Stored entries:
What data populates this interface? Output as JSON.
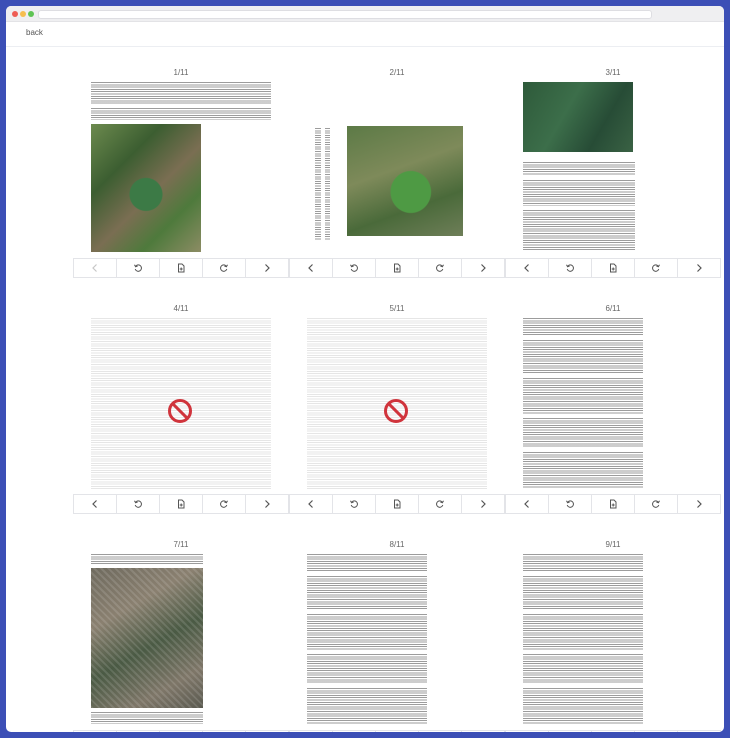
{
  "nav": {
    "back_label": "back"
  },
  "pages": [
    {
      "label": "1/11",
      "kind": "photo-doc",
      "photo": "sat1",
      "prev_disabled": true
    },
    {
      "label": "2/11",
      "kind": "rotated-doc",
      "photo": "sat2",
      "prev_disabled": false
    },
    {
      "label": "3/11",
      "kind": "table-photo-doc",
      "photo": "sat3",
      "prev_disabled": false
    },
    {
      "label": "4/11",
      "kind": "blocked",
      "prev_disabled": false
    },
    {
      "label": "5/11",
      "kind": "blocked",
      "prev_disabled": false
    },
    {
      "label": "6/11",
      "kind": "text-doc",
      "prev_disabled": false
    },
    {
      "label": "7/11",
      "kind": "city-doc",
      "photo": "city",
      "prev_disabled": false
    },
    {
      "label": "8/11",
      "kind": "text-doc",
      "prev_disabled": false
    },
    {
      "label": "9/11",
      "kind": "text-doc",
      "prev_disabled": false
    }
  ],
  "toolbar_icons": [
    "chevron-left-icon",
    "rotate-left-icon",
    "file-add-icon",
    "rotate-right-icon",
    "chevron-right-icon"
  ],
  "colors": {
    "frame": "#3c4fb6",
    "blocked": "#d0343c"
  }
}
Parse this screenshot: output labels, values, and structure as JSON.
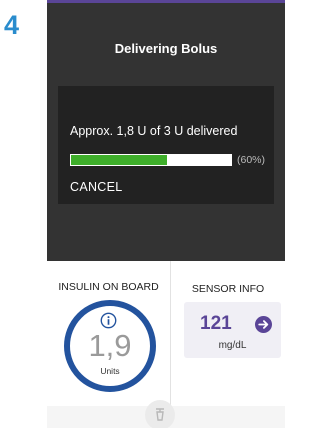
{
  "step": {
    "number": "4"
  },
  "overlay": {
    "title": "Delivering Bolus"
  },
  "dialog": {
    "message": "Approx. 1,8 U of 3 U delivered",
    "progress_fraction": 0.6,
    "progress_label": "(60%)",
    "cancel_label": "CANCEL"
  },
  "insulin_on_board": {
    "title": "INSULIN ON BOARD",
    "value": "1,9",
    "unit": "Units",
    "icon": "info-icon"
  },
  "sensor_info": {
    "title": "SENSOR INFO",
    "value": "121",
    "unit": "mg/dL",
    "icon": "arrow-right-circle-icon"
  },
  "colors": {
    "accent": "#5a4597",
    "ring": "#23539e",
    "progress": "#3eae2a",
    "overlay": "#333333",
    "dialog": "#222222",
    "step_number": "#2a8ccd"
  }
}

▶ _Exercise_:
Print each line of the material above exactly, with the pictures removed from your copy.

▶ _Output of the exercise_:
What data populates this interface? Output as JSON.
{
  "nav": {
    "back_label": "back"
  },
  "pages": [
    {
      "label": "1/11",
      "kind": "photo-doc",
      "photo": "sat1",
      "prev_disabled": true
    },
    {
      "label": "2/11",
      "kind": "rotated-doc",
      "photo": "sat2",
      "prev_disabled": false
    },
    {
      "label": "3/11",
      "kind": "table-photo-doc",
      "photo": "sat3",
      "prev_disabled": false
    },
    {
      "label": "4/11",
      "kind": "blocked",
      "prev_disabled": false
    },
    {
      "label": "5/11",
      "kind": "blocked",
      "prev_disabled": false
    },
    {
      "label": "6/11",
      "kind": "text-doc",
      "prev_disabled": false
    },
    {
      "label": "7/11",
      "kind": "city-doc",
      "photo": "city",
      "prev_disabled": false
    },
    {
      "label": "8/11",
      "kind": "text-doc",
      "prev_disabled": false
    },
    {
      "label": "9/11",
      "kind": "text-doc",
      "prev_disabled": false
    }
  ],
  "toolbar_icons": [
    "chevron-left-icon",
    "rotate-left-icon",
    "file-add-icon",
    "rotate-right-icon",
    "chevron-right-icon"
  ],
  "colors": {
    "frame": "#3c4fb6",
    "blocked": "#d0343c"
  }
}
Parse this screenshot: output labels, values, and structure as JSON.
{
  "step": {
    "number": "4"
  },
  "overlay": {
    "title": "Delivering Bolus"
  },
  "dialog": {
    "message": "Approx. 1,8 U of 3 U delivered",
    "progress_fraction": 0.6,
    "progress_label": "(60%)",
    "cancel_label": "CANCEL"
  },
  "insulin_on_board": {
    "title": "INSULIN ON BOARD",
    "value": "1,9",
    "unit": "Units",
    "icon": "info-icon"
  },
  "sensor_info": {
    "title": "SENSOR INFO",
    "value": "121",
    "unit": "mg/dL",
    "icon": "arrow-right-circle-icon"
  },
  "colors": {
    "accent": "#5a4597",
    "ring": "#23539e",
    "progress": "#3eae2a",
    "overlay": "#333333",
    "dialog": "#222222",
    "step_number": "#2a8ccd"
  }
}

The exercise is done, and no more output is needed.